Problem details - In the material below, find every line with "this" and pull it out.

>> BEGIN Materials provided

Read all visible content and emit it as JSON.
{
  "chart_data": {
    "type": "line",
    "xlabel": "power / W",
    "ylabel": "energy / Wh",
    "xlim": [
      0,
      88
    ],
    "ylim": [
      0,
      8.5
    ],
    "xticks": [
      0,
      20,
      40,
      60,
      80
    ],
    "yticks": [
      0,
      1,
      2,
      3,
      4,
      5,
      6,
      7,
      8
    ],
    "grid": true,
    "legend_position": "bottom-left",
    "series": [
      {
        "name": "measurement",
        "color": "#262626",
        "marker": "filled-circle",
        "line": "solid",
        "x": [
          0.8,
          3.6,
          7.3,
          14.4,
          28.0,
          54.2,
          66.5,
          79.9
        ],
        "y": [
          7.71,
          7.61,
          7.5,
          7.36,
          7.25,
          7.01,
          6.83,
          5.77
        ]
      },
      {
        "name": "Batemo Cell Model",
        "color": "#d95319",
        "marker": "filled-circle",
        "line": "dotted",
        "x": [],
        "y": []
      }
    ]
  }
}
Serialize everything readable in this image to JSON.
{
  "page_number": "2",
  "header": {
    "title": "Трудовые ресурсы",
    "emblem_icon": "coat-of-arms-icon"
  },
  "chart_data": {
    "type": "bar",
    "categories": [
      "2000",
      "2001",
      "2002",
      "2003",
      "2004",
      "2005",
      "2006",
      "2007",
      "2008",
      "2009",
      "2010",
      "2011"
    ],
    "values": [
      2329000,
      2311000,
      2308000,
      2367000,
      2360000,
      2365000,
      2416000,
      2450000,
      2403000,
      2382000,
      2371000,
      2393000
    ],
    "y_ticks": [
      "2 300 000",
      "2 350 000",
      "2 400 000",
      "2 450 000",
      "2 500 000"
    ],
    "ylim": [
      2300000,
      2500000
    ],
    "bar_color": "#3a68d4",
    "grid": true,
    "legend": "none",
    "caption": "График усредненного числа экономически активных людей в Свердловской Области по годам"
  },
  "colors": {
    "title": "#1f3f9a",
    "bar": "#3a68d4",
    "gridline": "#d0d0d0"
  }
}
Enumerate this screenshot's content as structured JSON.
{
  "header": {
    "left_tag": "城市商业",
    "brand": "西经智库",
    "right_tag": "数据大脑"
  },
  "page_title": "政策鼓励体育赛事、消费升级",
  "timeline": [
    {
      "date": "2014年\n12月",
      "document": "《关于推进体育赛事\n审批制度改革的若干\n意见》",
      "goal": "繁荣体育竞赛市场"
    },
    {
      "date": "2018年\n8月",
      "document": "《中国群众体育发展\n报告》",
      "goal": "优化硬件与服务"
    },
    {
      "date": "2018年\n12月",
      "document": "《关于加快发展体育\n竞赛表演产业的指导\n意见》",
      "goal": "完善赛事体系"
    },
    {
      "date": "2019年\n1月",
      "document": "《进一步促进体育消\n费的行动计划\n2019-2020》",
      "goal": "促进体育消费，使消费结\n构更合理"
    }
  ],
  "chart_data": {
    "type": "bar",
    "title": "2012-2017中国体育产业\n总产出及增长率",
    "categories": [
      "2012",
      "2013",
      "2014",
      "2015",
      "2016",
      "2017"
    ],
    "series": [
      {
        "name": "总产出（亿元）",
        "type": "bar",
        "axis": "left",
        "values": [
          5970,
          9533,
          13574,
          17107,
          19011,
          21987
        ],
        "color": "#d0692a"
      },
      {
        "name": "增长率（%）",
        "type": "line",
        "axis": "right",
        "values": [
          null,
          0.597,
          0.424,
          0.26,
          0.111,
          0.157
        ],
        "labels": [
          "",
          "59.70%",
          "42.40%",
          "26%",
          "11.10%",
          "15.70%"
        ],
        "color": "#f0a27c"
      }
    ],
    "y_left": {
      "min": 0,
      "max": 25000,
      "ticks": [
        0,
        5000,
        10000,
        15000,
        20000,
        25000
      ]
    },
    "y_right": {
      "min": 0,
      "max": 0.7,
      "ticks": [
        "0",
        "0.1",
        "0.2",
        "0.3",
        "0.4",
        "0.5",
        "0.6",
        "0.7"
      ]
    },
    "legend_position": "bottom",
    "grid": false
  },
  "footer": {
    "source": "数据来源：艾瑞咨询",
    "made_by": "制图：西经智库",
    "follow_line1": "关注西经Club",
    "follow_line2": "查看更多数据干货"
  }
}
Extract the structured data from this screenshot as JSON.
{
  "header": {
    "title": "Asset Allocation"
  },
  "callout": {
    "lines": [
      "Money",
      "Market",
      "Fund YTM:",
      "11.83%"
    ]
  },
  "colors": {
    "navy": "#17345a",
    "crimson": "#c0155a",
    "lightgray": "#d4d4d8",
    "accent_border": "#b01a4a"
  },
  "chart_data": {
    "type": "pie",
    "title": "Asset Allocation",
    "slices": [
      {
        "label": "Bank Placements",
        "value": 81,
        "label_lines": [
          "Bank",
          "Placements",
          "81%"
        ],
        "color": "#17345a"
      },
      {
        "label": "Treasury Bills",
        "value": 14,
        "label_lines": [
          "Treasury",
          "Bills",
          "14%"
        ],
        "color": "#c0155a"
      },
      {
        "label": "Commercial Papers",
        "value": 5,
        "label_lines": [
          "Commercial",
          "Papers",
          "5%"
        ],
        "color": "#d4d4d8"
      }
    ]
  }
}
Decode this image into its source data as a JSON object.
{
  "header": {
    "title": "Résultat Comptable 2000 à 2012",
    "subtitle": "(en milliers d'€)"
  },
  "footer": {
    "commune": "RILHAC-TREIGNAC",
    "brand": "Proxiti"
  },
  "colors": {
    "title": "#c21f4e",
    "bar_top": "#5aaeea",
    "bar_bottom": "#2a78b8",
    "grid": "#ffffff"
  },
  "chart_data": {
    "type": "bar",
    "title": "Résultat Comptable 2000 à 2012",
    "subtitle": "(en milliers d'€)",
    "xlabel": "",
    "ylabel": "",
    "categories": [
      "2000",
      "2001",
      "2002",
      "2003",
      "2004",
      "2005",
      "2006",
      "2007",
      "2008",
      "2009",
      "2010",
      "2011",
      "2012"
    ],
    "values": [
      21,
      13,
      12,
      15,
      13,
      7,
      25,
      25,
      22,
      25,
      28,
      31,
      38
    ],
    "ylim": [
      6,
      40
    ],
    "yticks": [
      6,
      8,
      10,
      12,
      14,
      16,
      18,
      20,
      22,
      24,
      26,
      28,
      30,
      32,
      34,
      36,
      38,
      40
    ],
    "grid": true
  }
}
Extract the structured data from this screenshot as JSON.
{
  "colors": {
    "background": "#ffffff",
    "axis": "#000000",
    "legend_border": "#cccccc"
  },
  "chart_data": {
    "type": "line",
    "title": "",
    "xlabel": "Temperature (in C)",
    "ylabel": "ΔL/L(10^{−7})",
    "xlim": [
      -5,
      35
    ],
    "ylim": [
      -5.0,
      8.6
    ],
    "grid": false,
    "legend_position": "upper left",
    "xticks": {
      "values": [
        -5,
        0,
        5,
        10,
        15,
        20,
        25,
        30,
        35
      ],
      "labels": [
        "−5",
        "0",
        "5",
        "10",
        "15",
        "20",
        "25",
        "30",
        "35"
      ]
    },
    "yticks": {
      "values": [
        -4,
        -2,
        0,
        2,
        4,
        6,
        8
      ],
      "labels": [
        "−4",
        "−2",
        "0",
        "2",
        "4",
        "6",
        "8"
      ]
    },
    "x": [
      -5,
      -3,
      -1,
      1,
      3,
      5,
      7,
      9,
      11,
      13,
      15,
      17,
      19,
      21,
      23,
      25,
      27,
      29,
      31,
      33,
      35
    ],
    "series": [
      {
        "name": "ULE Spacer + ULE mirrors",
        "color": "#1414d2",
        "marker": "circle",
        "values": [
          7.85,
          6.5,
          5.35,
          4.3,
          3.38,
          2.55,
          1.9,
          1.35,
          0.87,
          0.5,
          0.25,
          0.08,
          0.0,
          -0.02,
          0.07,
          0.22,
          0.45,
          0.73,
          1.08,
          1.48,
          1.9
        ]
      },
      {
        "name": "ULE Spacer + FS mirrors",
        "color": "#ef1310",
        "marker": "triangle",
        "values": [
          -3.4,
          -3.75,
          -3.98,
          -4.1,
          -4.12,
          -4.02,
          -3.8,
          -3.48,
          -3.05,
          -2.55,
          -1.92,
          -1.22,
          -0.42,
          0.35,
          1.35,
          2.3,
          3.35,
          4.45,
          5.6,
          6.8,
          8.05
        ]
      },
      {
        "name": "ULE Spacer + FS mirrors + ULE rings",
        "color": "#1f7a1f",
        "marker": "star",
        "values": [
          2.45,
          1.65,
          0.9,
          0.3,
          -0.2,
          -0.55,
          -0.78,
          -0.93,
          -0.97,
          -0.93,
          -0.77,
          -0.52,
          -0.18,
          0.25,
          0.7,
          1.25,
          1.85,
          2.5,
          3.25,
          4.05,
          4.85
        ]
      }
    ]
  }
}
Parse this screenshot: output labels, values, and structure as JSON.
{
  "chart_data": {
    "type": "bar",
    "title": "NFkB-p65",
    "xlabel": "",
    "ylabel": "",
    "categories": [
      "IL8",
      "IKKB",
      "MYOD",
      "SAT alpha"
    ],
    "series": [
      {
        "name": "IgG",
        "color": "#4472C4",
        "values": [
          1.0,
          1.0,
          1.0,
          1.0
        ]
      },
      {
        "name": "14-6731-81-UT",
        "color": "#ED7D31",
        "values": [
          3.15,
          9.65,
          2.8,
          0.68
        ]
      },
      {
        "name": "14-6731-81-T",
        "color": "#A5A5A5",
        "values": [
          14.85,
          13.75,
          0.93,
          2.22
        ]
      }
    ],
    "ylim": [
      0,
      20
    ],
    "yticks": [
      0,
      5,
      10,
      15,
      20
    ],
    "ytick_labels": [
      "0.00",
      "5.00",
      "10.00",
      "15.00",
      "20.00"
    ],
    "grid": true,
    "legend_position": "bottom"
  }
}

>> END Materials provided

Completed task -
Serialize everything readable in this image to JSON.
Enumerate this screenshot's content as structured JSON.
Extract the structured data from this screenshot as JSON.
Decode this image into its source data as a JSON object.
Extract the structured data from this screenshot as JSON.
Parse this screenshot: output labels, values, and structure as JSON.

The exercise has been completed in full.